▶ _Requirement_
For the listing below, count the lines that contain "Aspergillus" and report only the number.

▶ _Records for processing_

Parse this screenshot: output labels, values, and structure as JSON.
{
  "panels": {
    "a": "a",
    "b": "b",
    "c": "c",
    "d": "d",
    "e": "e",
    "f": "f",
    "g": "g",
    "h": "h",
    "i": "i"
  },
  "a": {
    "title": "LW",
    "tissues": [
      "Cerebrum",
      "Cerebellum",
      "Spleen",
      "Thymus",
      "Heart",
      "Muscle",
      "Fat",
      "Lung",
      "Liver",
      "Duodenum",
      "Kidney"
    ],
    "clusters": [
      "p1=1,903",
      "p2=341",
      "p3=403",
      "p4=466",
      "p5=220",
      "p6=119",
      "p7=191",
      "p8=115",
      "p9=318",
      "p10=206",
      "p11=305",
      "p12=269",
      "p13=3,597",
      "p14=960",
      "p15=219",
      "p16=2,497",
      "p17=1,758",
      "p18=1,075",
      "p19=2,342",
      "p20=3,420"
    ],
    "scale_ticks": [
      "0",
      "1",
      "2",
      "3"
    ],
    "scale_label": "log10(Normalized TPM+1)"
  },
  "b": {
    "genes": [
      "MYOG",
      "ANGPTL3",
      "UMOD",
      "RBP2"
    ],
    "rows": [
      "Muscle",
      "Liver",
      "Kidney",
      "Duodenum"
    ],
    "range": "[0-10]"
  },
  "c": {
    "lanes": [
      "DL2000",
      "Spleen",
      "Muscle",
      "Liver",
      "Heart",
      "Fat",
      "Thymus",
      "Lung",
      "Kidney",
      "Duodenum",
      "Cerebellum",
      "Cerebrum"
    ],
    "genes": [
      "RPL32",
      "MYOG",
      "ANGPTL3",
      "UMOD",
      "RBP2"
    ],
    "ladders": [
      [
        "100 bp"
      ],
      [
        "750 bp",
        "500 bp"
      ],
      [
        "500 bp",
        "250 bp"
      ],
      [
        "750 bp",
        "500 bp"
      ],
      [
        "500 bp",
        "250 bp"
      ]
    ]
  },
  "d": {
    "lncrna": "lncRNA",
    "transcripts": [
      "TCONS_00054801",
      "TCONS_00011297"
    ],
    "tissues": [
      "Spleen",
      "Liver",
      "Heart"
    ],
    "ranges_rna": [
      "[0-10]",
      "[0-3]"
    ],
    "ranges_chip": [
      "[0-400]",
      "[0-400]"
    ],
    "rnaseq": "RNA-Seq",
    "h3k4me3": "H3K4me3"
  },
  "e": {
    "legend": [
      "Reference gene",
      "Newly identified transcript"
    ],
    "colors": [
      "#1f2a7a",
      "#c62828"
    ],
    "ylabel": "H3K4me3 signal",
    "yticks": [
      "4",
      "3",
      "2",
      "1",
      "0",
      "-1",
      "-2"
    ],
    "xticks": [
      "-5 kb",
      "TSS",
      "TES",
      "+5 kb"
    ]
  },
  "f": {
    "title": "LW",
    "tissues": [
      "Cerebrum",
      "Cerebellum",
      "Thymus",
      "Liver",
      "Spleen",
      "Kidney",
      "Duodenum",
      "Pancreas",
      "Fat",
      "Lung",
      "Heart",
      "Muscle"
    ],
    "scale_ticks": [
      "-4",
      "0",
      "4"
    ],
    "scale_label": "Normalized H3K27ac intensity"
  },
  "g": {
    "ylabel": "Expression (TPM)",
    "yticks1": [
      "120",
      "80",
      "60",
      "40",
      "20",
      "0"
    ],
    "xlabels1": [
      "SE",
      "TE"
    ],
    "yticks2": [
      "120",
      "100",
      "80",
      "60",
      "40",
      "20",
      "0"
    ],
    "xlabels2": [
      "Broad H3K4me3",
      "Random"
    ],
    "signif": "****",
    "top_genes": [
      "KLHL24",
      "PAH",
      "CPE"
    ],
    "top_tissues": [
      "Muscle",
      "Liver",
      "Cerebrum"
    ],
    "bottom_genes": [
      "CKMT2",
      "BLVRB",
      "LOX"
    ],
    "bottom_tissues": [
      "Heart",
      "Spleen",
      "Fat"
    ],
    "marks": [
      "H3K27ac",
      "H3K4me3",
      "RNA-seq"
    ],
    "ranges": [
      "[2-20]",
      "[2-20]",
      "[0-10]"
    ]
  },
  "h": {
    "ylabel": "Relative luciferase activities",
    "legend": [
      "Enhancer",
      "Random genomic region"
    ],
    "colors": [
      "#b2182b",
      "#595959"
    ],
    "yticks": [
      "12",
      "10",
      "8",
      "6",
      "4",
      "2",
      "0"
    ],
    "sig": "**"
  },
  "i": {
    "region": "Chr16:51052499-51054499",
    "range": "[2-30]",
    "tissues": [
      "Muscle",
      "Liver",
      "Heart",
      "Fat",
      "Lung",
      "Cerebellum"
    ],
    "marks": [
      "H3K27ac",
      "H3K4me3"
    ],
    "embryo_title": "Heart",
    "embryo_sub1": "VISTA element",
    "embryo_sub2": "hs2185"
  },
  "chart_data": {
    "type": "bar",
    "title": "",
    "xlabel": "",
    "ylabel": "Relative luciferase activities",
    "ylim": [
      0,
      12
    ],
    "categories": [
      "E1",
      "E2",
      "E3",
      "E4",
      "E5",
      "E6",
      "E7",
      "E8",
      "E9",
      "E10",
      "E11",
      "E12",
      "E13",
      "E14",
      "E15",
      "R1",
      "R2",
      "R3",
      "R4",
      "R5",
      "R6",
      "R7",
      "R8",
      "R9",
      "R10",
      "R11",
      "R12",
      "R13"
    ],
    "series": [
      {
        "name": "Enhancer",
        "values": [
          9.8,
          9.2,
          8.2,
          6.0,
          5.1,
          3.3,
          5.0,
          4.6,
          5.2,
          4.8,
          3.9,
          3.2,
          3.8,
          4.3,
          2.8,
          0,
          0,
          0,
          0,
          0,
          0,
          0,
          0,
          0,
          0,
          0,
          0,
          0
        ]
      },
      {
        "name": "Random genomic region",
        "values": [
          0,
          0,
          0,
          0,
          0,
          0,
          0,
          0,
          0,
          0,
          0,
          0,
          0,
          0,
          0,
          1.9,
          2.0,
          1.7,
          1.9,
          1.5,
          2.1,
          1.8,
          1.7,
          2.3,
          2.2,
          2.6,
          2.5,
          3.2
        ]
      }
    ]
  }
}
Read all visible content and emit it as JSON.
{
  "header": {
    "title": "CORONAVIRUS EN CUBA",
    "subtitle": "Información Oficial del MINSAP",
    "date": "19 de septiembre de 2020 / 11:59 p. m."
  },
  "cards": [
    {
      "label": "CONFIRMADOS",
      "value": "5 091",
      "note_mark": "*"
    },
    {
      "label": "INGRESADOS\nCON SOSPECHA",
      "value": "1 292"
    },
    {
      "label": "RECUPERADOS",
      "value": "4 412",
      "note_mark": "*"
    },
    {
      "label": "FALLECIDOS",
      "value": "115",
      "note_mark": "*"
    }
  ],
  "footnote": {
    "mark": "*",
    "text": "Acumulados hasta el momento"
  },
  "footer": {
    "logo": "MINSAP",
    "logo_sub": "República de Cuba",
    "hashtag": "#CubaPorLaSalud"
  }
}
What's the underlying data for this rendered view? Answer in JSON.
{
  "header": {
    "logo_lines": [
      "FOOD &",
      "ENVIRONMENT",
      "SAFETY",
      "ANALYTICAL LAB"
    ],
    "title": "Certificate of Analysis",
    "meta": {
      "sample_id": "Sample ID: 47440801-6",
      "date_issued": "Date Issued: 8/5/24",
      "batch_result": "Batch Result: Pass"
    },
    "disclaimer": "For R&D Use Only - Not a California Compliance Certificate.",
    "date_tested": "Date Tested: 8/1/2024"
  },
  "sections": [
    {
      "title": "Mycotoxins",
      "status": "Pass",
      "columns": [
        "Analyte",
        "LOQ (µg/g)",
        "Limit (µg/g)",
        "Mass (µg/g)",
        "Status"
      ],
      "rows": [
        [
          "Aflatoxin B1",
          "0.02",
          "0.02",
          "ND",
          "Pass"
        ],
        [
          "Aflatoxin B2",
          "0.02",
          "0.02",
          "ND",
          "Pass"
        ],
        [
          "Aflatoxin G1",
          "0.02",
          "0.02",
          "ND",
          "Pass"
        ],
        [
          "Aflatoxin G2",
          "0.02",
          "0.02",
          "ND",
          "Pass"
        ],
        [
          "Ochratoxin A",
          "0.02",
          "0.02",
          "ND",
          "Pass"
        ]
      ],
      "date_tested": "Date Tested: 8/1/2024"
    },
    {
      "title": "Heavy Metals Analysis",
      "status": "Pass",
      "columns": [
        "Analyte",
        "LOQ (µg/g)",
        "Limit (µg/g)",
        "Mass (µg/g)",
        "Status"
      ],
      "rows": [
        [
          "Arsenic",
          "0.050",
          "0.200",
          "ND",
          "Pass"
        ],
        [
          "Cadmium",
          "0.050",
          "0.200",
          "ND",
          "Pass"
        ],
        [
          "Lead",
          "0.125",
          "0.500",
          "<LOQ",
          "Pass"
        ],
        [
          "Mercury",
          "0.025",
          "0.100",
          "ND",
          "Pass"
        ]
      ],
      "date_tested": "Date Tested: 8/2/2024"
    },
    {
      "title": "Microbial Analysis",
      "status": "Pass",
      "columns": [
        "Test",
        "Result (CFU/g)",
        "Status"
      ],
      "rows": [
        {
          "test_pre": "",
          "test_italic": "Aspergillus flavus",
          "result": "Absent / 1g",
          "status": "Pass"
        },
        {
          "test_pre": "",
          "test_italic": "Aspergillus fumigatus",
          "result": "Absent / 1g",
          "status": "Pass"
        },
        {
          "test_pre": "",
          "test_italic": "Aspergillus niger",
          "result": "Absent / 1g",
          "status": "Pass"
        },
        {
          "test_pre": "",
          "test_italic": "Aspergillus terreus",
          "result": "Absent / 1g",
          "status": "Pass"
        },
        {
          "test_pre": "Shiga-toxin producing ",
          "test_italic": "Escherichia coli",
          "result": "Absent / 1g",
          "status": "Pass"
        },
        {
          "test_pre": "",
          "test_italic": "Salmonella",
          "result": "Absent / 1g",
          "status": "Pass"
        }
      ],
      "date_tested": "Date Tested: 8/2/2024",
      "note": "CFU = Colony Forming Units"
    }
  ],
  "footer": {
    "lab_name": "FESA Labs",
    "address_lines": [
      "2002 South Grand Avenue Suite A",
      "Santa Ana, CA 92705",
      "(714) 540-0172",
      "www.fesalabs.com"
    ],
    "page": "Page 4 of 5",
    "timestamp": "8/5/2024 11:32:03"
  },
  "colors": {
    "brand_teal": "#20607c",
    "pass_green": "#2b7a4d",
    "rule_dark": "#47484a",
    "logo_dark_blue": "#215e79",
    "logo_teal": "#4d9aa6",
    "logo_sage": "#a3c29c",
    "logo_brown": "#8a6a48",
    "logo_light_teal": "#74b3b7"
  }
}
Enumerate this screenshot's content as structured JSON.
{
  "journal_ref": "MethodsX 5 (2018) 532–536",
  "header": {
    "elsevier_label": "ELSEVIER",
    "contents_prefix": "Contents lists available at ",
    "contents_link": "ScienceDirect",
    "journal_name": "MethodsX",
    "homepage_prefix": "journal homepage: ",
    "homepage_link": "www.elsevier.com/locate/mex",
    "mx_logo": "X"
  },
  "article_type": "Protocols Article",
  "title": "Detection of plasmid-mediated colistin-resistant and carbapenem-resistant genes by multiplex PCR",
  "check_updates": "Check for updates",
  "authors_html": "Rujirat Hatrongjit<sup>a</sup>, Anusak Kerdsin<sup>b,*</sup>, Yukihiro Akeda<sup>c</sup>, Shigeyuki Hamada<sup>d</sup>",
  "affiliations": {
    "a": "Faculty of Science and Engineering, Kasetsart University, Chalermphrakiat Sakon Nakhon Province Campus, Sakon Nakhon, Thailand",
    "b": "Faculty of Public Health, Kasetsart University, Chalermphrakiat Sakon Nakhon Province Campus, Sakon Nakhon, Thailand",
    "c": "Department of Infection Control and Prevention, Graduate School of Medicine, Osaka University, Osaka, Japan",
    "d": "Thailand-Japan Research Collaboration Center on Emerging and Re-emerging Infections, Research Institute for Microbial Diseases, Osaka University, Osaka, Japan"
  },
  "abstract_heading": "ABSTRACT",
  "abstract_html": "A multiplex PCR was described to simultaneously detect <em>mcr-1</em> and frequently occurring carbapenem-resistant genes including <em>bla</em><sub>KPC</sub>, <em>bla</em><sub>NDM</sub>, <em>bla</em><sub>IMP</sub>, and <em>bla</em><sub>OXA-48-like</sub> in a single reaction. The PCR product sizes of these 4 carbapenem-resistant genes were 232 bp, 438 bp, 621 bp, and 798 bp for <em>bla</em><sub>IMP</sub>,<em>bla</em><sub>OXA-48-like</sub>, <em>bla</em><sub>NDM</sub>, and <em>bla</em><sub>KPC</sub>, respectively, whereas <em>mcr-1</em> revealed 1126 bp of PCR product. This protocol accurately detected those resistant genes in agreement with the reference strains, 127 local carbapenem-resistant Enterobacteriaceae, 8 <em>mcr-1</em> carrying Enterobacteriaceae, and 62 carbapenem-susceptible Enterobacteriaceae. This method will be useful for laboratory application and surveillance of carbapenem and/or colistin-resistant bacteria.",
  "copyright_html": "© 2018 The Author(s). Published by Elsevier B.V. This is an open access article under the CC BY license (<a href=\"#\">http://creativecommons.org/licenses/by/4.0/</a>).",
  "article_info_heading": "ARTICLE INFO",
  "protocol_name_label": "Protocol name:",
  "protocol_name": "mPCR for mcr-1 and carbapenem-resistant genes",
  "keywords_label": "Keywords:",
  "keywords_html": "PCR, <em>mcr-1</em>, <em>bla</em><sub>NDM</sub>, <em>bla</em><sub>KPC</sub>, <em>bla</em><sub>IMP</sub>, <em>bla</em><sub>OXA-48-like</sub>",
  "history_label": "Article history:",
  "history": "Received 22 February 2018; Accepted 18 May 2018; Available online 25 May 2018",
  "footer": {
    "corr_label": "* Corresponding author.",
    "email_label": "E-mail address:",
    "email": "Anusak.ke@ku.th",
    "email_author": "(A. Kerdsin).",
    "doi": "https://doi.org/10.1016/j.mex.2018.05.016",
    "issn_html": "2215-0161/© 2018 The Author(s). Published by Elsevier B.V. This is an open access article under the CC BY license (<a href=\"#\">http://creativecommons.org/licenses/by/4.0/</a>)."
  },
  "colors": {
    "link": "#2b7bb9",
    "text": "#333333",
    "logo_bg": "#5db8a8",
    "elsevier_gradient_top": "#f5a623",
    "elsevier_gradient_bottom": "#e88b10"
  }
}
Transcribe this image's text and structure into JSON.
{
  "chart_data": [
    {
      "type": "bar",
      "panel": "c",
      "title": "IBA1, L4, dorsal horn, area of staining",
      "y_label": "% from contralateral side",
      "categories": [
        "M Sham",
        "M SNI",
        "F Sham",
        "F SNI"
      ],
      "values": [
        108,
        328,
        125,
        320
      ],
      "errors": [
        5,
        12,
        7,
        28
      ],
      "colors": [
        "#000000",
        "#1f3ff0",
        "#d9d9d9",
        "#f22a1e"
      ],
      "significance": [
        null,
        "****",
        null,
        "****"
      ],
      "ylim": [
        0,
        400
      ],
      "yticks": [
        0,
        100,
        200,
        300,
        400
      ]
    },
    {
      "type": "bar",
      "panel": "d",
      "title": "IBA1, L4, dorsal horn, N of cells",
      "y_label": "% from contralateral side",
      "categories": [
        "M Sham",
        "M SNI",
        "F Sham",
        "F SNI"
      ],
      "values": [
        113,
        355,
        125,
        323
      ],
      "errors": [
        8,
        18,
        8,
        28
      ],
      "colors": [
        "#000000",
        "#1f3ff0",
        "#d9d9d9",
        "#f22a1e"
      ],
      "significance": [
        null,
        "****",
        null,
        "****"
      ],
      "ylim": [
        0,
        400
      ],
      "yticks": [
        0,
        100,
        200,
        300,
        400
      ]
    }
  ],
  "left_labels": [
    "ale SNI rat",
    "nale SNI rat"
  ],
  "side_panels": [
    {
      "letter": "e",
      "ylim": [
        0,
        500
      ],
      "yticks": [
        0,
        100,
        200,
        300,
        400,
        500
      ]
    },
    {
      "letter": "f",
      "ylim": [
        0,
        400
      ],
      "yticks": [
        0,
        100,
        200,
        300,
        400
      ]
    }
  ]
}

▶ _Finished task_
4